Problem description — Give the number of lines that contain the string "hand", and nothing else.

* begin Record extracts *

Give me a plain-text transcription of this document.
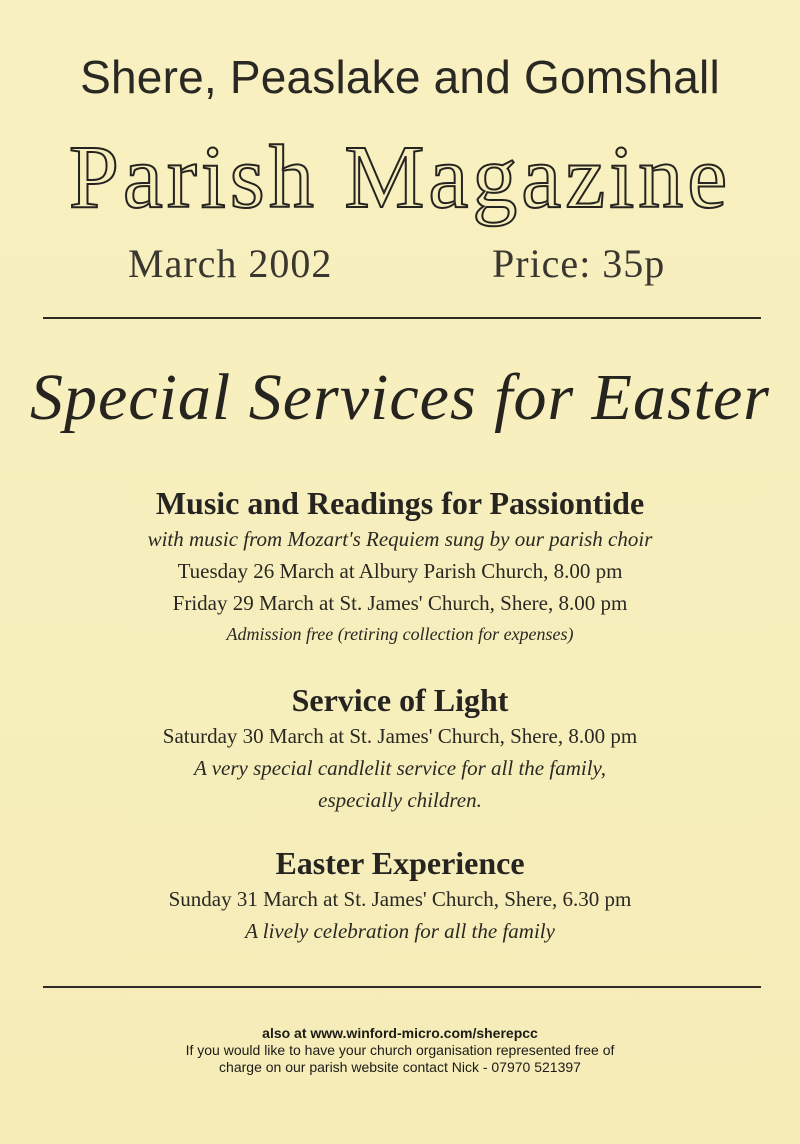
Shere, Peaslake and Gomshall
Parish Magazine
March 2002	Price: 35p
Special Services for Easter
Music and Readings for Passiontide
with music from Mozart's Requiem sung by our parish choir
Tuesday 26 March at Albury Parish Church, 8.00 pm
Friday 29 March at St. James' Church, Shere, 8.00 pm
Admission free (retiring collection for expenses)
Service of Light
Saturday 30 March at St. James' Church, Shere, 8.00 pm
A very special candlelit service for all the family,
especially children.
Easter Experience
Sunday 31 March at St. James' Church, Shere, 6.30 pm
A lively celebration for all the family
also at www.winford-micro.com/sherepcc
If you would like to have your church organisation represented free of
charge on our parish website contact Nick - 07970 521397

* end Record extracts *
* begin Record extracts *

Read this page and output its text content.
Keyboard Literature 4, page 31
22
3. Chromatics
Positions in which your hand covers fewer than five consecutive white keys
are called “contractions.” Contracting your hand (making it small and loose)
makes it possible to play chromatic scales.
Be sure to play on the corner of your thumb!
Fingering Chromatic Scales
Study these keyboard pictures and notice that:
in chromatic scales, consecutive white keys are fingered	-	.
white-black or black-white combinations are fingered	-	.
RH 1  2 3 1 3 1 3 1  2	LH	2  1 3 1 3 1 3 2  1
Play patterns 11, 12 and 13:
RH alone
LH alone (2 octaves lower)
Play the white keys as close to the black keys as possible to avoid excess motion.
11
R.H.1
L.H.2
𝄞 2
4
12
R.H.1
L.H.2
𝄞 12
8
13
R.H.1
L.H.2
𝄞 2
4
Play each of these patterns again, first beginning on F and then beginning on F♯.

* end Record extracts *
* begin Record extracts *

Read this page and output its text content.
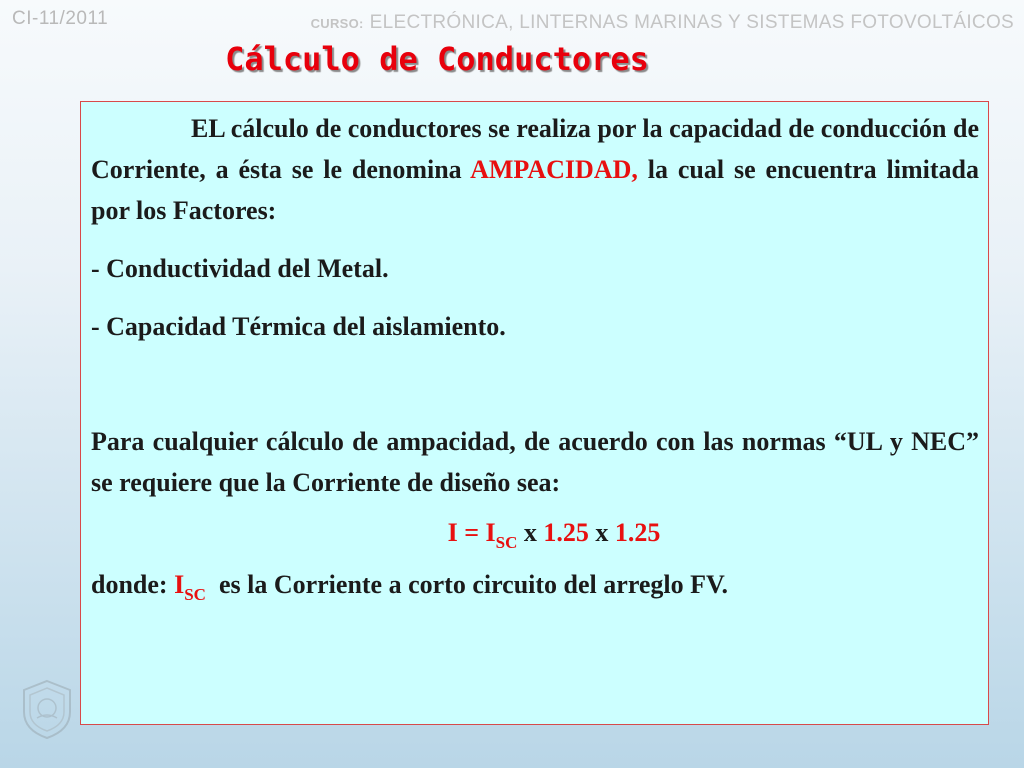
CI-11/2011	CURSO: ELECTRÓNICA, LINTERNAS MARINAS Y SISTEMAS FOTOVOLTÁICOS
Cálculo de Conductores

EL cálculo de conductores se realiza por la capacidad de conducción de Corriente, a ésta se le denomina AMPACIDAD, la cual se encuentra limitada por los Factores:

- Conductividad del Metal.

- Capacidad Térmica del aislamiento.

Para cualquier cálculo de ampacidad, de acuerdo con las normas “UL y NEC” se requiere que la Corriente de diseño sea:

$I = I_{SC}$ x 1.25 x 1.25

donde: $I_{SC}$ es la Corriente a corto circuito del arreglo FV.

* end Record extracts *

Answer to this task — 2